** begin STORED ROWS **

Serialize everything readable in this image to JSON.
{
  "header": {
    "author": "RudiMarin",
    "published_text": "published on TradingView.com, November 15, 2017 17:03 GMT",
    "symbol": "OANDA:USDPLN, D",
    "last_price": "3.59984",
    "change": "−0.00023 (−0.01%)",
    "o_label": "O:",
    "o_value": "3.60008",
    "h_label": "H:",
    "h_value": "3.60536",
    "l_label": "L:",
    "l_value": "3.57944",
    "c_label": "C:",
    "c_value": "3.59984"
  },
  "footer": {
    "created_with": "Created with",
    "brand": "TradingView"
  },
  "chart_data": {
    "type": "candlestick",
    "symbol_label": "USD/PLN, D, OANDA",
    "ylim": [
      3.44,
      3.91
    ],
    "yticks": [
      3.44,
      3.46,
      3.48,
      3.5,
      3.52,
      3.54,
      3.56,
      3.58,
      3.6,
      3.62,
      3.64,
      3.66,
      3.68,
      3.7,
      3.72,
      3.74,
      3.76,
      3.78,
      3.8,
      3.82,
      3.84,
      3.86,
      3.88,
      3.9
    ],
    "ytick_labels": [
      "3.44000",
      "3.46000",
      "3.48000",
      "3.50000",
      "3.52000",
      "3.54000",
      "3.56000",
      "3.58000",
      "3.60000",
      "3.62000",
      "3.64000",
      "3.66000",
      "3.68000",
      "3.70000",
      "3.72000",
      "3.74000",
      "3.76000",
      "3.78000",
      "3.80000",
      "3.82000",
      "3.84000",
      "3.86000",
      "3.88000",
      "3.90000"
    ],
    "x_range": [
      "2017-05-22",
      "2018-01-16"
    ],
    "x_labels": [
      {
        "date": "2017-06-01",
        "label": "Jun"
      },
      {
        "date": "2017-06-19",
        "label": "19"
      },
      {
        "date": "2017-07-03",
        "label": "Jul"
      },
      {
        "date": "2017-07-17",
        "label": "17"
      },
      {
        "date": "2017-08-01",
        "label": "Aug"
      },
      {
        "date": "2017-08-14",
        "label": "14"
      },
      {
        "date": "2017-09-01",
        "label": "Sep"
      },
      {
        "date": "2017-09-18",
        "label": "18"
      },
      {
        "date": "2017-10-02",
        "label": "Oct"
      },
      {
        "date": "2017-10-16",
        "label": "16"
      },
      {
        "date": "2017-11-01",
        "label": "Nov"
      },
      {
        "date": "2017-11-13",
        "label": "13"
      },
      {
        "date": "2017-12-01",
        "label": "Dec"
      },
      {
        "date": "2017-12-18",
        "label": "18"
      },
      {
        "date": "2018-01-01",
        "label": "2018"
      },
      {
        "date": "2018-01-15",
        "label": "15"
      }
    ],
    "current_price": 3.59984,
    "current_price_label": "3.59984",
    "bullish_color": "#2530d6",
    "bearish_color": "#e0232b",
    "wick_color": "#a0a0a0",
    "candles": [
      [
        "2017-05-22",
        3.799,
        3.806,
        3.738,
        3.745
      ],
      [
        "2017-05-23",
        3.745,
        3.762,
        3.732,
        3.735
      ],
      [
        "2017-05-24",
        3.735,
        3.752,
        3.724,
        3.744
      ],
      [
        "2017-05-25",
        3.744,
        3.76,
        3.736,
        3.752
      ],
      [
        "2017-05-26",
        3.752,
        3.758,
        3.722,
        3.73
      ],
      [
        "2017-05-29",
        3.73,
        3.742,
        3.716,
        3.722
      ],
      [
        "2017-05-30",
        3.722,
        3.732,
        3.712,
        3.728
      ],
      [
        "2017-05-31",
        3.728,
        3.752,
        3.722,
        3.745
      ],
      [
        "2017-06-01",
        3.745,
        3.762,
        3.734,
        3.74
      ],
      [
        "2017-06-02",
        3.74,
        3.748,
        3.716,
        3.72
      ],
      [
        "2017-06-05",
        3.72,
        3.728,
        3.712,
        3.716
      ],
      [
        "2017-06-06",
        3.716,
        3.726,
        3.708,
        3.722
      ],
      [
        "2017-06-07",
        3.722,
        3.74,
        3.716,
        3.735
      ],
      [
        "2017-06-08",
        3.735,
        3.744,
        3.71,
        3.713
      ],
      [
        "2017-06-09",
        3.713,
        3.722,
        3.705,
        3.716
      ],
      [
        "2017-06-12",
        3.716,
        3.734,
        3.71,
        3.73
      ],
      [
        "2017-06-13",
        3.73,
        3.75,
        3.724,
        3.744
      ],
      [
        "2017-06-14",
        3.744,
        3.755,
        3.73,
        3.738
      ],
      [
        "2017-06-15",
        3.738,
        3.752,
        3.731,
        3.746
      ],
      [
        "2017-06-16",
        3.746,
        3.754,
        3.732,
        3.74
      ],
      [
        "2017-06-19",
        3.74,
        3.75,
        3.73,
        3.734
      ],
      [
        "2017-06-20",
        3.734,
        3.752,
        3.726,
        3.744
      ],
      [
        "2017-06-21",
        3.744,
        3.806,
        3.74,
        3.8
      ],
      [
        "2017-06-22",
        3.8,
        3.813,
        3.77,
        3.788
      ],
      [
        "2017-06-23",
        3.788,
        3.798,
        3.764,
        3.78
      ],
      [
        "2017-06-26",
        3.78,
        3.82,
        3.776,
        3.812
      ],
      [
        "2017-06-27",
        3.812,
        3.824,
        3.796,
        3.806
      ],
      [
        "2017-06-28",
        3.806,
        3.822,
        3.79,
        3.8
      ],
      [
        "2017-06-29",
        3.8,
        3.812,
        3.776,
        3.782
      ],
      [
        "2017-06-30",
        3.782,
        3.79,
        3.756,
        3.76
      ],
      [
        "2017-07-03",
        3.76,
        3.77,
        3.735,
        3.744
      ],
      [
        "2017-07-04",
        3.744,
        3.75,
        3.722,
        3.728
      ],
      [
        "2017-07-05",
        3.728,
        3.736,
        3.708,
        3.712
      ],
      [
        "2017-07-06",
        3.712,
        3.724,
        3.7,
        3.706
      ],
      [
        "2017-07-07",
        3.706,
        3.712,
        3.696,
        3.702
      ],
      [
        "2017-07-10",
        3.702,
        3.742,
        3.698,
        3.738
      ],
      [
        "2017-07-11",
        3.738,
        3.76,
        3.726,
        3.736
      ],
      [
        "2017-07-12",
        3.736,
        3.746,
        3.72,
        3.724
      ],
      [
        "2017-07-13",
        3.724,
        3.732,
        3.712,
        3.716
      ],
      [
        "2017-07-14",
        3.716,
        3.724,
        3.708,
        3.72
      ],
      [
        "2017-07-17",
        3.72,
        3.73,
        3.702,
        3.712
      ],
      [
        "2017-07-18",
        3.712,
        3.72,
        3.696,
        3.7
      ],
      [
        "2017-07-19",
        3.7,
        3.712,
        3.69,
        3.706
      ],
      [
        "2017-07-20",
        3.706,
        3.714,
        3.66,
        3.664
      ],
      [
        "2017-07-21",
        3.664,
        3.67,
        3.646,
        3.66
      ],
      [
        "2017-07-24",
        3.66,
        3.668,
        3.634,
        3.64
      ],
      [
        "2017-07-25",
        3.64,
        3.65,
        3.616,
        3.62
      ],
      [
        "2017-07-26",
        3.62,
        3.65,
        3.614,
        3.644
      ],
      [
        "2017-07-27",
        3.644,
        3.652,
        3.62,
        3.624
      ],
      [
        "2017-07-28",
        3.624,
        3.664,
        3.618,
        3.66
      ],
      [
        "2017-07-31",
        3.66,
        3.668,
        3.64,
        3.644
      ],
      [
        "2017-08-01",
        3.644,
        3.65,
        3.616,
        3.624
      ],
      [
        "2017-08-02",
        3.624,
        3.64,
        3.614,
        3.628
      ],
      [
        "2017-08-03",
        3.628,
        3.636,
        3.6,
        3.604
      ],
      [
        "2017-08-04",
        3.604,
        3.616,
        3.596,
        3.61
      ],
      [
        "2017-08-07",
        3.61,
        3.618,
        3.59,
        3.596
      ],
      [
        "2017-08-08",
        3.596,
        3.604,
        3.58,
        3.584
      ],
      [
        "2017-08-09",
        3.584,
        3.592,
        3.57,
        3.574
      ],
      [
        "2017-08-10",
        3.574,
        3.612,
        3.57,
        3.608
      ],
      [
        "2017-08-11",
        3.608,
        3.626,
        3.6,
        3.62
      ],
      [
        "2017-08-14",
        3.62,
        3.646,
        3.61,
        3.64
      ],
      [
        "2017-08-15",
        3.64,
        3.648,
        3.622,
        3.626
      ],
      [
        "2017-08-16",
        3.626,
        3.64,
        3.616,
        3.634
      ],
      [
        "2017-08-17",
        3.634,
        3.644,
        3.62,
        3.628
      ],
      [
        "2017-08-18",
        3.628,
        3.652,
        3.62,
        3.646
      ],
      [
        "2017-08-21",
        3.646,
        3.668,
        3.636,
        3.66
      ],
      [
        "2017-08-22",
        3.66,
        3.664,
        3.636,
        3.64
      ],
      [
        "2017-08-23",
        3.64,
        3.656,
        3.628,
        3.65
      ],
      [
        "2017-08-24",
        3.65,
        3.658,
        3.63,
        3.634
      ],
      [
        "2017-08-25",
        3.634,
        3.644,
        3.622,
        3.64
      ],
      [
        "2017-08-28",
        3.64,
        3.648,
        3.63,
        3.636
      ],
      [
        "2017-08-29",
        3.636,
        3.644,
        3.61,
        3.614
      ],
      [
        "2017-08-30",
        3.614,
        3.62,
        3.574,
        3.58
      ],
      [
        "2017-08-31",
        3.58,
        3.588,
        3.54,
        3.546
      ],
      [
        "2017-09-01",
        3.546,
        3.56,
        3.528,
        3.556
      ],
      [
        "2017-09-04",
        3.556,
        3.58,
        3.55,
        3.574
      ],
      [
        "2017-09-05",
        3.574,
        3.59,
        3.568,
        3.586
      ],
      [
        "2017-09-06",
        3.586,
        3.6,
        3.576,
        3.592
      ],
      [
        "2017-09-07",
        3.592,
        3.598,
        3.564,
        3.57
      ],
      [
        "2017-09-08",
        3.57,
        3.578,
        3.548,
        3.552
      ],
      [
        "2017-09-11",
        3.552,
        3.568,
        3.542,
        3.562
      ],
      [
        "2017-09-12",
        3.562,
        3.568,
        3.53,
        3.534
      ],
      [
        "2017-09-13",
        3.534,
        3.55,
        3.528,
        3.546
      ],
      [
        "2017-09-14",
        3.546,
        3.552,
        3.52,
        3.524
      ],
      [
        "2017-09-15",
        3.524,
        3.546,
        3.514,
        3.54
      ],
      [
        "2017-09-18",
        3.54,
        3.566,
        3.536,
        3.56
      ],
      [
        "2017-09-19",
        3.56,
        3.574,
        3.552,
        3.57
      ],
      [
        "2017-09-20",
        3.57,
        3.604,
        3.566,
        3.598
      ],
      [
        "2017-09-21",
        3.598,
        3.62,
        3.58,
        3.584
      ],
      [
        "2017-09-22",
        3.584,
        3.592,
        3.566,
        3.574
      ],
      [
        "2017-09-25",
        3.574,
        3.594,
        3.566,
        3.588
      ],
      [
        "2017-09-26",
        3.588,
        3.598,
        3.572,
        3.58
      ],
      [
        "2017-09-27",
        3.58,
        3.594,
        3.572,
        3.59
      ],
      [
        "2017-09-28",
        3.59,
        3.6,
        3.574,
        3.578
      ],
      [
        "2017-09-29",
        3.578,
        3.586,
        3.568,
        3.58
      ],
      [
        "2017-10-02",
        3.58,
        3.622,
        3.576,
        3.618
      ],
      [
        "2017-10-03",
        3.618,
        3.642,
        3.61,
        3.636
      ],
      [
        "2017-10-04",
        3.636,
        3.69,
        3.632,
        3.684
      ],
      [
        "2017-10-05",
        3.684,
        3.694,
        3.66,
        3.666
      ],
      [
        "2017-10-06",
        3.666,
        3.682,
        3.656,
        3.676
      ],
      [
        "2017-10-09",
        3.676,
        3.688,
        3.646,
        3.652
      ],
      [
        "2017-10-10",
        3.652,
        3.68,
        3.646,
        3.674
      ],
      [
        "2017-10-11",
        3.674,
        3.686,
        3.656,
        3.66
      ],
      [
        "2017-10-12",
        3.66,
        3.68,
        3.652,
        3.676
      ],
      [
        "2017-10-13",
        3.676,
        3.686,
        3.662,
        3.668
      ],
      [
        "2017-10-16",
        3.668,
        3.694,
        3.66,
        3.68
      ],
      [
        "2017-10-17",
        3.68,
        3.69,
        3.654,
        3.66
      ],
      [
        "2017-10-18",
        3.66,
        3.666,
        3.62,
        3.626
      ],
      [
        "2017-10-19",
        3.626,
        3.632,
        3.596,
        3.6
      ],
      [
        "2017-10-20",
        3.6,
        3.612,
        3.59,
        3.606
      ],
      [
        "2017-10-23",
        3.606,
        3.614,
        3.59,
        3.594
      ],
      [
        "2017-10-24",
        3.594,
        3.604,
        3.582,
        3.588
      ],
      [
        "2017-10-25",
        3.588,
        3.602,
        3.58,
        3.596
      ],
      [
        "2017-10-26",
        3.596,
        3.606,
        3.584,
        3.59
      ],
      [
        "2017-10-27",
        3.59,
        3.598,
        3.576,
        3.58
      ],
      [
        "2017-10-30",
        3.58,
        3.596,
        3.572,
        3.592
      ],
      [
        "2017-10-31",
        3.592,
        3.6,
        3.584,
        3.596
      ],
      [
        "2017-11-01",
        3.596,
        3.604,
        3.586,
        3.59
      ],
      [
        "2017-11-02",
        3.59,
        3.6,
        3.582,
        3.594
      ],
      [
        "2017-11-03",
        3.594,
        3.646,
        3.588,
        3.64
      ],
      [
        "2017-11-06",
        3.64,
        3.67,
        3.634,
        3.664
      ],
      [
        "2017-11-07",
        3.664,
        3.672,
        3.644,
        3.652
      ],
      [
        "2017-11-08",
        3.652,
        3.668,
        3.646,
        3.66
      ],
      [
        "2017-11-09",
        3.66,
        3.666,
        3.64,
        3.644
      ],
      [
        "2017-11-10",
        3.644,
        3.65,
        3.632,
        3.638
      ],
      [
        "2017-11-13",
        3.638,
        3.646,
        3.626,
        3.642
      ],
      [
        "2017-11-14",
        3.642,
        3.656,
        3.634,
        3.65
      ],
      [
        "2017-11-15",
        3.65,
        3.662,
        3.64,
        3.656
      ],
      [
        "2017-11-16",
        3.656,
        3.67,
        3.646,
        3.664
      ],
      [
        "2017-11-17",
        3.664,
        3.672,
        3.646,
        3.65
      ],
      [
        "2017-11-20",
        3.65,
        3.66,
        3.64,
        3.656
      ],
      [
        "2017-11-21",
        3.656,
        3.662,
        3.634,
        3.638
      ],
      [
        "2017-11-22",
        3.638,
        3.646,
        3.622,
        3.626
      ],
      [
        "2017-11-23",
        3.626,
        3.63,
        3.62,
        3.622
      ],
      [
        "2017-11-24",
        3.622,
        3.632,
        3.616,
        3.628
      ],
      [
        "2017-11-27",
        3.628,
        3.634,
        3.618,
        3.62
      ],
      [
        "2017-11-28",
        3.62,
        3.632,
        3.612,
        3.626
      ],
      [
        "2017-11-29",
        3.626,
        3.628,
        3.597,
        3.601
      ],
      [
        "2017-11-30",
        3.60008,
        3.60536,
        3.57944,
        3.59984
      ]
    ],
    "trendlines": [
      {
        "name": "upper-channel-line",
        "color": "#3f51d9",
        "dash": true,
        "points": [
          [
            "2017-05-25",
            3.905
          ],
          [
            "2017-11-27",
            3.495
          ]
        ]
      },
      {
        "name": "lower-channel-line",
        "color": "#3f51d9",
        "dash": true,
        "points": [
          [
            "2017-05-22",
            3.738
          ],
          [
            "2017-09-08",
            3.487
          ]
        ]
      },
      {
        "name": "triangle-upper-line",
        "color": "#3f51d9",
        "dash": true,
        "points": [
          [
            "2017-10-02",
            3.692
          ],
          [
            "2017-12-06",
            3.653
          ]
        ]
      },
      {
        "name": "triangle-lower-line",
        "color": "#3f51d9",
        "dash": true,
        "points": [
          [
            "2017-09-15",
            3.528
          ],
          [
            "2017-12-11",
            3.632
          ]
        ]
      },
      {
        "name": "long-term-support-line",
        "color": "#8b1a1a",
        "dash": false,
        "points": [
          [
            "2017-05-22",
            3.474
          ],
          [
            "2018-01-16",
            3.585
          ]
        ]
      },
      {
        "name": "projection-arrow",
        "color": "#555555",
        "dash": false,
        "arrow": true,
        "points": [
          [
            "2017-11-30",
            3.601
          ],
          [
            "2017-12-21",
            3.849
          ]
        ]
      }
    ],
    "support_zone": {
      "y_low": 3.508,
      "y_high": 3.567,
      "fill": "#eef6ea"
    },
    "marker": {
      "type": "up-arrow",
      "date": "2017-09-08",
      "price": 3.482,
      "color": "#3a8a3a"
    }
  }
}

** end STORED ROWS **
** begin STORED ROWS **

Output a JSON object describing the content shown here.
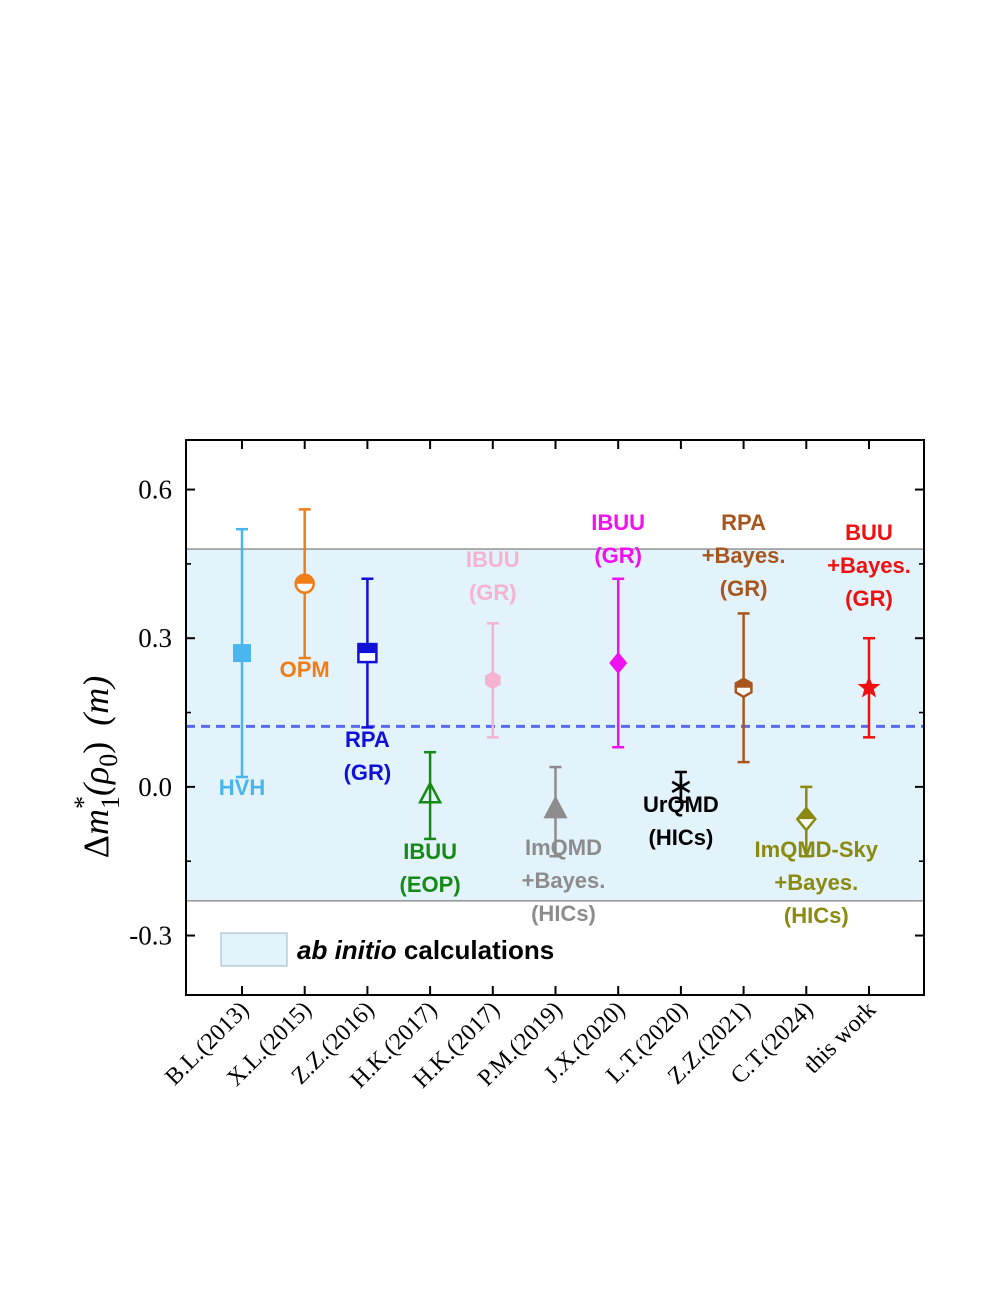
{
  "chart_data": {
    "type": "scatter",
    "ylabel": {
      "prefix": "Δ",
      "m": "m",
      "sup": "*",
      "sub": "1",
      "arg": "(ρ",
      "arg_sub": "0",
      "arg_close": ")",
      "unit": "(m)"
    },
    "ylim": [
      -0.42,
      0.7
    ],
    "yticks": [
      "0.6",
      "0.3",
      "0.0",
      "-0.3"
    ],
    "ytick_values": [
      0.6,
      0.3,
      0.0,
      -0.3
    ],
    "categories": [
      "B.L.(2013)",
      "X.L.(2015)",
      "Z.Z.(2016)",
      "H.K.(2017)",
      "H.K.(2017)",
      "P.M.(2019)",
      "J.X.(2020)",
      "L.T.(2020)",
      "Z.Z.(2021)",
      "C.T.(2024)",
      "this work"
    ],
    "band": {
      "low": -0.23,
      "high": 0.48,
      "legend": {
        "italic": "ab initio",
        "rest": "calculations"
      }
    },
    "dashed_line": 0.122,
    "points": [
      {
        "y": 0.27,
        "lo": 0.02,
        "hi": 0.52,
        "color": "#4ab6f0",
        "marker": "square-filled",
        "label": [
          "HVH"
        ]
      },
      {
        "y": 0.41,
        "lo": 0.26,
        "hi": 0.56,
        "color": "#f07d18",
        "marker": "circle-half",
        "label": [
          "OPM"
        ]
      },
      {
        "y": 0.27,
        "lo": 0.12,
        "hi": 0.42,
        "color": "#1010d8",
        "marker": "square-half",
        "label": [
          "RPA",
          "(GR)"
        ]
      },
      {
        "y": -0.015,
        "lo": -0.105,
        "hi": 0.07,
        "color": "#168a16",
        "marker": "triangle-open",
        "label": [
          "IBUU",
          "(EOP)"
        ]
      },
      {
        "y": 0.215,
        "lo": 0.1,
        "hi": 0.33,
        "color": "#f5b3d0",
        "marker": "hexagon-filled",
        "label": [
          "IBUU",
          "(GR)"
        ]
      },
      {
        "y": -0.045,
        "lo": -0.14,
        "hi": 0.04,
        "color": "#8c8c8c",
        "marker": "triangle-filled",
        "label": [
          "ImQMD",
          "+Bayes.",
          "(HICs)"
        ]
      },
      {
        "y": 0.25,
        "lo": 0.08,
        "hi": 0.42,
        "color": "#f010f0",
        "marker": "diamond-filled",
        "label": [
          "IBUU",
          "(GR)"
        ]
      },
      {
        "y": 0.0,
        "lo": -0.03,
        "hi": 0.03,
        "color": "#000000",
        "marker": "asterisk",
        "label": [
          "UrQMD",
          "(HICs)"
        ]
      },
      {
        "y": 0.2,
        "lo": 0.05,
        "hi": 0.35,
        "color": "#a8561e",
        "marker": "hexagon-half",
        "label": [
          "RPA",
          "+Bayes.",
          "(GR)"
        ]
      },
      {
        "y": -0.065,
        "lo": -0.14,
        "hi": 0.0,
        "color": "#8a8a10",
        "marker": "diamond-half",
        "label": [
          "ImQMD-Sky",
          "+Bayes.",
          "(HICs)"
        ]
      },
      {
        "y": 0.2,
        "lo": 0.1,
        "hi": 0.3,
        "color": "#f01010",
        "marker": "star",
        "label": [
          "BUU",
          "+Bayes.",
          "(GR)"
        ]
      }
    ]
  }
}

** end STORED ROWS **

Say how many lines of the data hold the string "marker". Reply with the number alone.

12